## GIVEN INSTRUCTION
Each line that holds the word "GÖRDÜNÜZ" is to be identified and copied.

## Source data

□ □ □ □

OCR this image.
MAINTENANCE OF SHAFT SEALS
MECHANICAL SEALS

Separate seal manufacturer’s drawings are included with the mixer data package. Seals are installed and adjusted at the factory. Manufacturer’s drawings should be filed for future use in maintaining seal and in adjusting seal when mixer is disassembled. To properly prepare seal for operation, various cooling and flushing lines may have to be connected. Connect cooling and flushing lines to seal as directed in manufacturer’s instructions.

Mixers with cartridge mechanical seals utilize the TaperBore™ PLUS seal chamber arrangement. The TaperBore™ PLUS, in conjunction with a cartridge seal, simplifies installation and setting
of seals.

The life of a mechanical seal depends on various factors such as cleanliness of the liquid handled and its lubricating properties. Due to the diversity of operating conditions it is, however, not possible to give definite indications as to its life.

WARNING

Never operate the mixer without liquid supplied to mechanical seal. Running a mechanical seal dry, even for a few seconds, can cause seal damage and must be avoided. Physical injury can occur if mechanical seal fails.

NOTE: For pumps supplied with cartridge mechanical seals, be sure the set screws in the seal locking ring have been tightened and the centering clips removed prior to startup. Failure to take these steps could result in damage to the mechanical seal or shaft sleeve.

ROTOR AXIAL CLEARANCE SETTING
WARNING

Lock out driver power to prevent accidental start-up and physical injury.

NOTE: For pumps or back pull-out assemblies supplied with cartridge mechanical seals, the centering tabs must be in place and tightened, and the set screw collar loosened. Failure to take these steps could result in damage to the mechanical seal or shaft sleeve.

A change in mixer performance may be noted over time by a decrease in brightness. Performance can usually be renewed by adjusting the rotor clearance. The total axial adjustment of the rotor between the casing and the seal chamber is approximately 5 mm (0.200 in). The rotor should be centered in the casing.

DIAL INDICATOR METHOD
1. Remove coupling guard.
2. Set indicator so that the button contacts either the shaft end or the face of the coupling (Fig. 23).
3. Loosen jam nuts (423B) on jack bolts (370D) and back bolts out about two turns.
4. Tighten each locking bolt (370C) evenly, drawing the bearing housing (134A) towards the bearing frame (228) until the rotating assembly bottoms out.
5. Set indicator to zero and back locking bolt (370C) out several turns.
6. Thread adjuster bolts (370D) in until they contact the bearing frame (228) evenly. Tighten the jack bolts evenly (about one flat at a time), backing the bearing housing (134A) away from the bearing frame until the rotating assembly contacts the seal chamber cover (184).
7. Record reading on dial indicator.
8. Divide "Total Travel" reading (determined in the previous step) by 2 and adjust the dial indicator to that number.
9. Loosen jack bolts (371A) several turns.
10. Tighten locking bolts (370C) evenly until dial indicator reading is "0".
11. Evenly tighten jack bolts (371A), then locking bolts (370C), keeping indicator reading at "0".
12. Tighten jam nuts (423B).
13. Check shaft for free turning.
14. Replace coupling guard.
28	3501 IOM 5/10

□ □ □ □

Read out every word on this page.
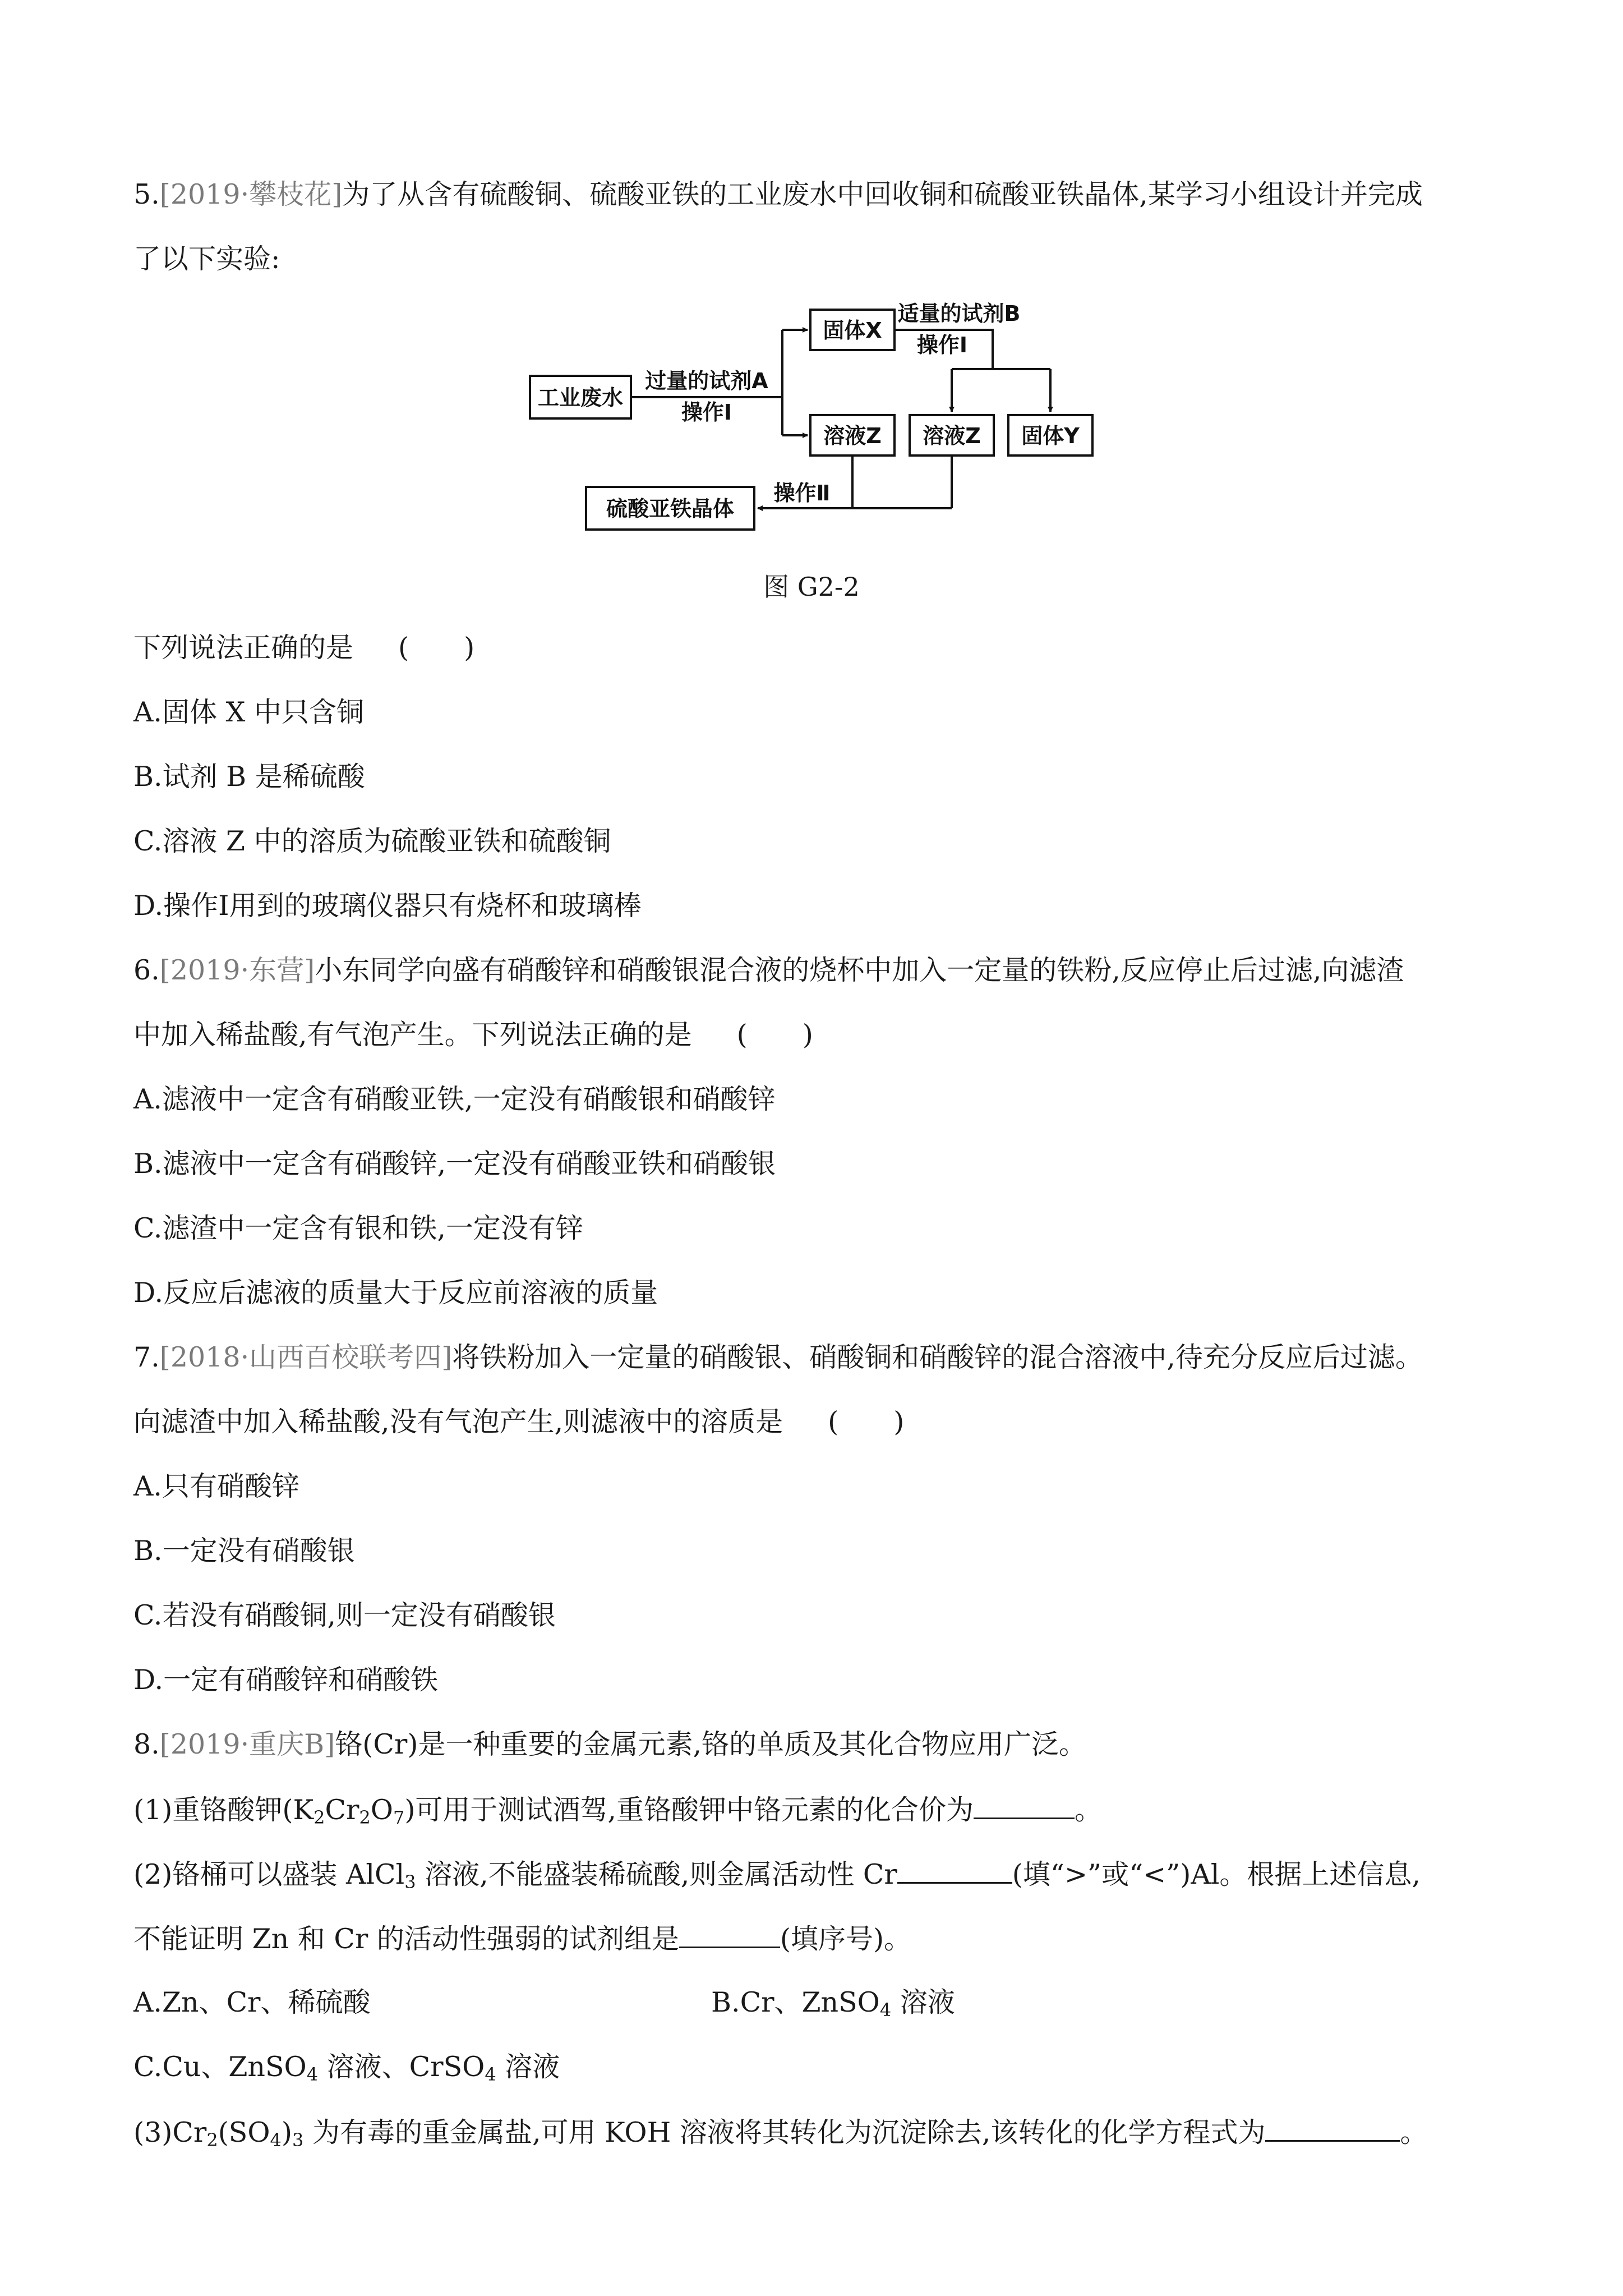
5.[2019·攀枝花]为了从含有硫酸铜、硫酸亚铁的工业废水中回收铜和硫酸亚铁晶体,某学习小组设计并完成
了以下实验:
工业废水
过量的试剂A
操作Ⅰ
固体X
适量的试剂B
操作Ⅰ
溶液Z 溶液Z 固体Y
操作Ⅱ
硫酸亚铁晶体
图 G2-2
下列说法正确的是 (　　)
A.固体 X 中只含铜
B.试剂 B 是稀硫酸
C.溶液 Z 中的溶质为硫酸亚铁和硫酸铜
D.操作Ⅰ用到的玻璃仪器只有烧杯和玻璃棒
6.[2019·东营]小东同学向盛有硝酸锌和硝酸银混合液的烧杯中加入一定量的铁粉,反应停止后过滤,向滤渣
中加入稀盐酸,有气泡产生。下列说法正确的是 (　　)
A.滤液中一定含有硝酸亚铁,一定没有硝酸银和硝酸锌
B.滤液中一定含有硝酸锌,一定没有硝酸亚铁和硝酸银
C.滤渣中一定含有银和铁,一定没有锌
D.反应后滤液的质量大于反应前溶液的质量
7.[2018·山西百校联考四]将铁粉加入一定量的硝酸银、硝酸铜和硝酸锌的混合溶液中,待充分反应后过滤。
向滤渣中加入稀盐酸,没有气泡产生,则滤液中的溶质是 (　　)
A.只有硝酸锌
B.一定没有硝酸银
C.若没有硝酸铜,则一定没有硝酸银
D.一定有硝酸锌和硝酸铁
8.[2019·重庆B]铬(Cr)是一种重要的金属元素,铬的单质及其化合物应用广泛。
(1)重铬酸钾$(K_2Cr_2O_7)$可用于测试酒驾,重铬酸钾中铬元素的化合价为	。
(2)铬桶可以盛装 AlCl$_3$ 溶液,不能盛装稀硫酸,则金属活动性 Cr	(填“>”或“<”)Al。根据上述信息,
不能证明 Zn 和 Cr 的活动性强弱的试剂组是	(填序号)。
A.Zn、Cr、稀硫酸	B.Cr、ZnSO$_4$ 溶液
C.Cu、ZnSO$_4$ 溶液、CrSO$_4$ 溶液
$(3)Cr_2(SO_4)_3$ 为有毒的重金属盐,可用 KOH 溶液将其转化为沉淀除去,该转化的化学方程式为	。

□ □ □ □

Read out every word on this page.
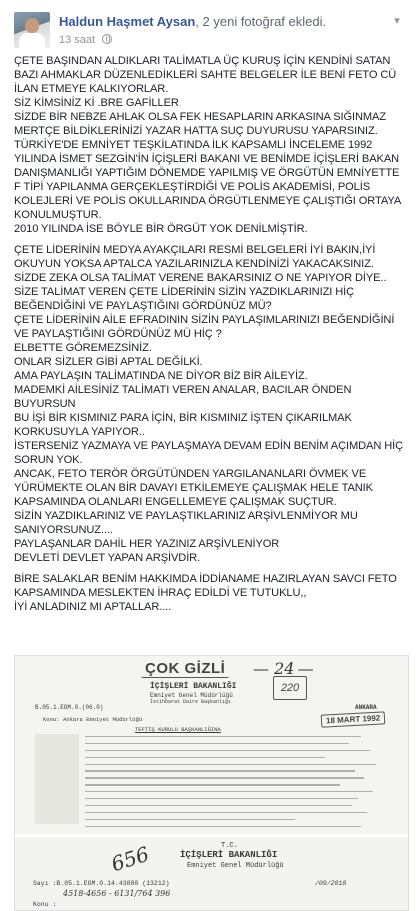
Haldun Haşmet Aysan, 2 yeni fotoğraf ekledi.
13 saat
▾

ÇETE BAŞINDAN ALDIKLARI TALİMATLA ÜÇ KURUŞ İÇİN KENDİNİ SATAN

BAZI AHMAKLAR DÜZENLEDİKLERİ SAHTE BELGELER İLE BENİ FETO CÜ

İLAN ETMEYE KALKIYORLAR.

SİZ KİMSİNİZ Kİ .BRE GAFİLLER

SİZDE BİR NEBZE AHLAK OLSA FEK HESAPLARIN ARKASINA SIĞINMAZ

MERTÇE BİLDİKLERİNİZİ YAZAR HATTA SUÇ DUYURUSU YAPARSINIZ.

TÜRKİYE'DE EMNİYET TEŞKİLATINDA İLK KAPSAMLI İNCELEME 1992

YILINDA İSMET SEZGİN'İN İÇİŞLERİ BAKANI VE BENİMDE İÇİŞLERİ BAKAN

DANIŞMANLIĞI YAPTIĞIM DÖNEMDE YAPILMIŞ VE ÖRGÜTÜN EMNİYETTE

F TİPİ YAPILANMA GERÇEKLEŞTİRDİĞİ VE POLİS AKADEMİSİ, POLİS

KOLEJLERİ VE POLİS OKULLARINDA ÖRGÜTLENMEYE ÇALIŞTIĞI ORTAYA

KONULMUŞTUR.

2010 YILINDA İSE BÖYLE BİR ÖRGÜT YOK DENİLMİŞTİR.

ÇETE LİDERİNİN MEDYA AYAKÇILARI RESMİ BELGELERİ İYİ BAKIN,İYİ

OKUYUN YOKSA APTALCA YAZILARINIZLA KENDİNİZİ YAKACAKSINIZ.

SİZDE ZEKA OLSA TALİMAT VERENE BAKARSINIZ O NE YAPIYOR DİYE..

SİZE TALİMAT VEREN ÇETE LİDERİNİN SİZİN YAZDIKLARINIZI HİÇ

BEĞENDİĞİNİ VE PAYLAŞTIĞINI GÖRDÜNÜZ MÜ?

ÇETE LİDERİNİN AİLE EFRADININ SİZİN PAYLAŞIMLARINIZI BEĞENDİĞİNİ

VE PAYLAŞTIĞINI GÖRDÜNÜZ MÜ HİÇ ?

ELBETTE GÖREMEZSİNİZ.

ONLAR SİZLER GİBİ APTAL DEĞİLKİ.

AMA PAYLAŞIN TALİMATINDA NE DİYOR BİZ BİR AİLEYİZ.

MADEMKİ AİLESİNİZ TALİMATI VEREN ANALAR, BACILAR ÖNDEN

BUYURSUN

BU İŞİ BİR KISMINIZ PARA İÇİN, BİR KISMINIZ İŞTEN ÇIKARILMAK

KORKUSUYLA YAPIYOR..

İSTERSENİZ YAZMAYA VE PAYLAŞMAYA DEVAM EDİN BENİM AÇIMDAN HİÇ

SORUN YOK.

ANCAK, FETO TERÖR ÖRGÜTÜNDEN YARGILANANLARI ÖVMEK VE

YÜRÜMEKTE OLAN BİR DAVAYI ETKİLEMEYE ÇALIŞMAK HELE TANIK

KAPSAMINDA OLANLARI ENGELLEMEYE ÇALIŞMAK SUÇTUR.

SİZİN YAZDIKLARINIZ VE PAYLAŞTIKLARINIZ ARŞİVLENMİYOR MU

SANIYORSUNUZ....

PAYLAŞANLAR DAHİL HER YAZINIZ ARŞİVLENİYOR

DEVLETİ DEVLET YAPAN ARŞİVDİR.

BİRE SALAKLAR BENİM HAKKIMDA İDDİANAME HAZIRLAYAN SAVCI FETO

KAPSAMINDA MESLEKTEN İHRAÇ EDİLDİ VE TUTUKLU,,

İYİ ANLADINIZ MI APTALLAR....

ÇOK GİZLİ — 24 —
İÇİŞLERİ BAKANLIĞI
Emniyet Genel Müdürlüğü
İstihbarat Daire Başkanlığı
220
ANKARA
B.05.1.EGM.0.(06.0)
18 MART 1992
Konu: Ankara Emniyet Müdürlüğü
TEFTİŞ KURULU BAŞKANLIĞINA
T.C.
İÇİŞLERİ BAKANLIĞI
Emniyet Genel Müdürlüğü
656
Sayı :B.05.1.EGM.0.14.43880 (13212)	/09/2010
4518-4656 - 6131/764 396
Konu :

□ □ □ □

## CORRECT RESPONSE
BEĞENDİĞİNİ VE PAYLAŞTIĞINI GÖRDÜNÜZ MÜ?
VE PAYLAŞTIĞINI GÖRDÜNÜZ MÜ HİÇ ?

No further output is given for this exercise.